*Data*
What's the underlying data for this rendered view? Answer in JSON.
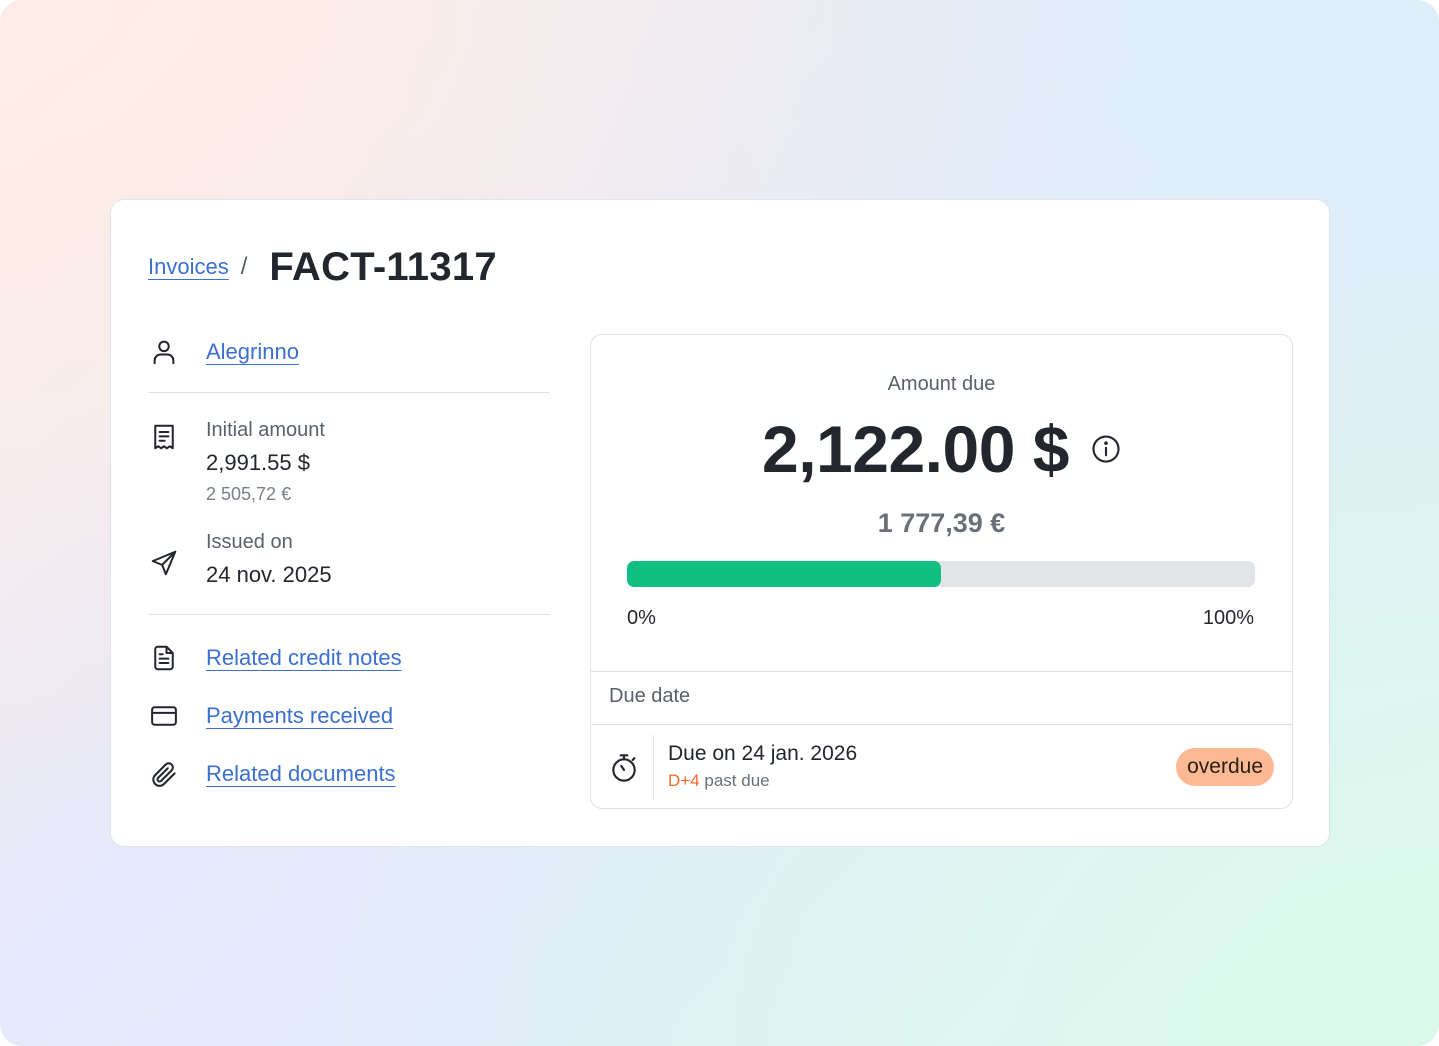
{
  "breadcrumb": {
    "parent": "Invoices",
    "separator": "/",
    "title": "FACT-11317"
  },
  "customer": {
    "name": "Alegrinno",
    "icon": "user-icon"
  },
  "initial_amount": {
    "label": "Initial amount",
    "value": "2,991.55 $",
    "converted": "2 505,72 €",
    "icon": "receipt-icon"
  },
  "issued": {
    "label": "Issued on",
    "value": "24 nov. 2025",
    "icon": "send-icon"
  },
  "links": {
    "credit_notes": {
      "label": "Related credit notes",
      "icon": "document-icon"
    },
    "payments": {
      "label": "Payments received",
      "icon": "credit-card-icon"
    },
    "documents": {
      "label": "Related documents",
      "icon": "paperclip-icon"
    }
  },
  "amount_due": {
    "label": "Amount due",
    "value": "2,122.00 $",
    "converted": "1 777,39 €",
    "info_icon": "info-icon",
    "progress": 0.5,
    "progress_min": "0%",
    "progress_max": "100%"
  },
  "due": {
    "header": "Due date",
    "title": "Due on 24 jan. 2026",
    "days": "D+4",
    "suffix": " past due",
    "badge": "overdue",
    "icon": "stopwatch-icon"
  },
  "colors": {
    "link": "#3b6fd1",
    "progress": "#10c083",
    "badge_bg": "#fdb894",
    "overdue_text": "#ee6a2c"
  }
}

--

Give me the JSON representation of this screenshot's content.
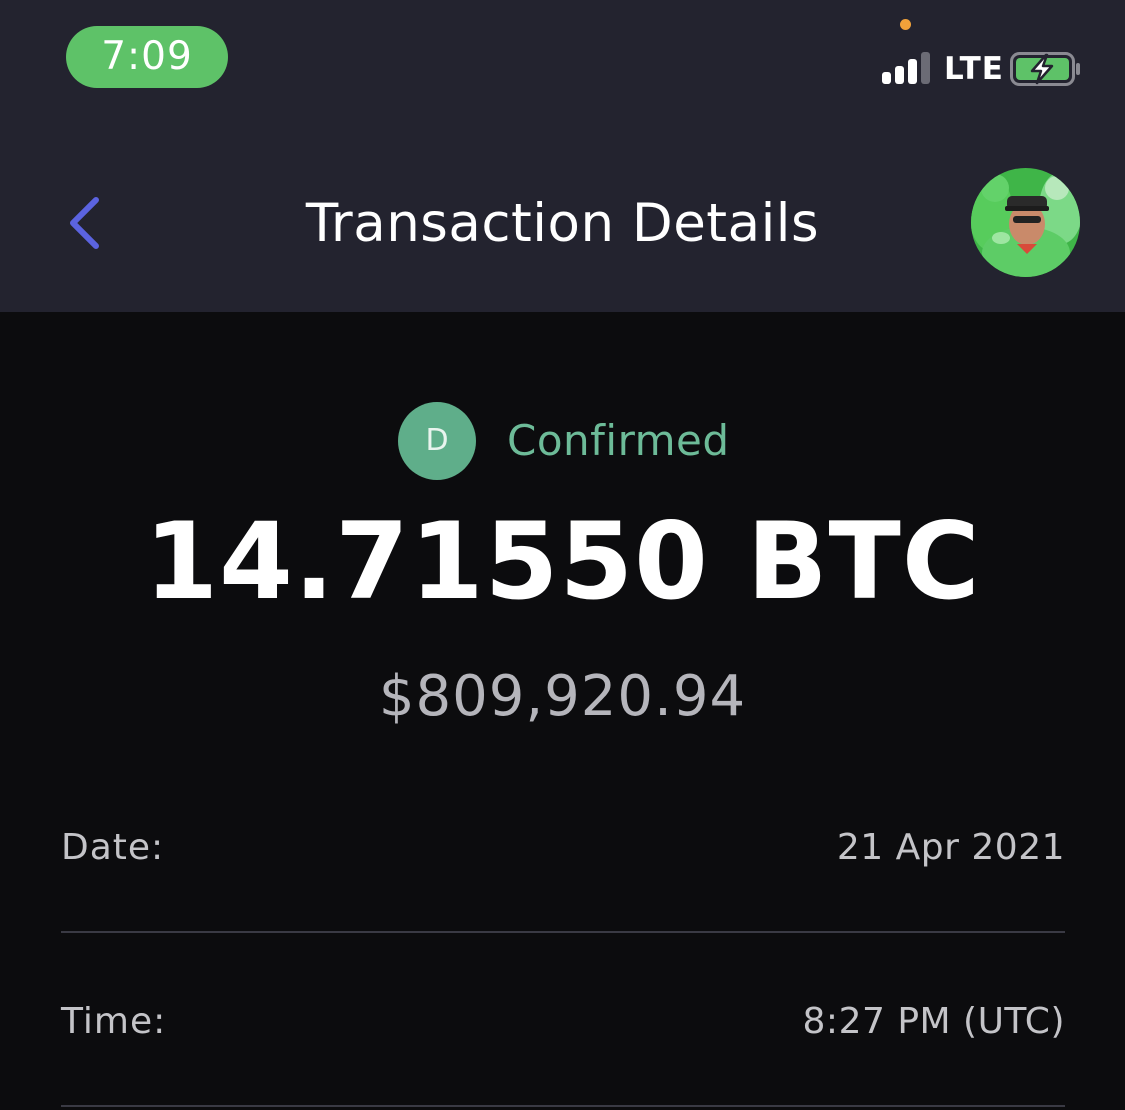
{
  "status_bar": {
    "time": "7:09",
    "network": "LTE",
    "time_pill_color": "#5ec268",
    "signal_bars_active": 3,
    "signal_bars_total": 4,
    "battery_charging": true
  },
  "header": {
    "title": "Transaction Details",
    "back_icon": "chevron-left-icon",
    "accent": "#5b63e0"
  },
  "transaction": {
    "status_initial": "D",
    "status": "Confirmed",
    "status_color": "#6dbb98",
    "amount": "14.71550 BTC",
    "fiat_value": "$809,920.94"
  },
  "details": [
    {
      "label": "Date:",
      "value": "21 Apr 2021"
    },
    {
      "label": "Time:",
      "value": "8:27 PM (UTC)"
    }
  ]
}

*Problem description*
Extract every line of the records above that contains the word "Related".

*Result for this exercise*
      "label": "Related credit notes",
      "label": "Related documents",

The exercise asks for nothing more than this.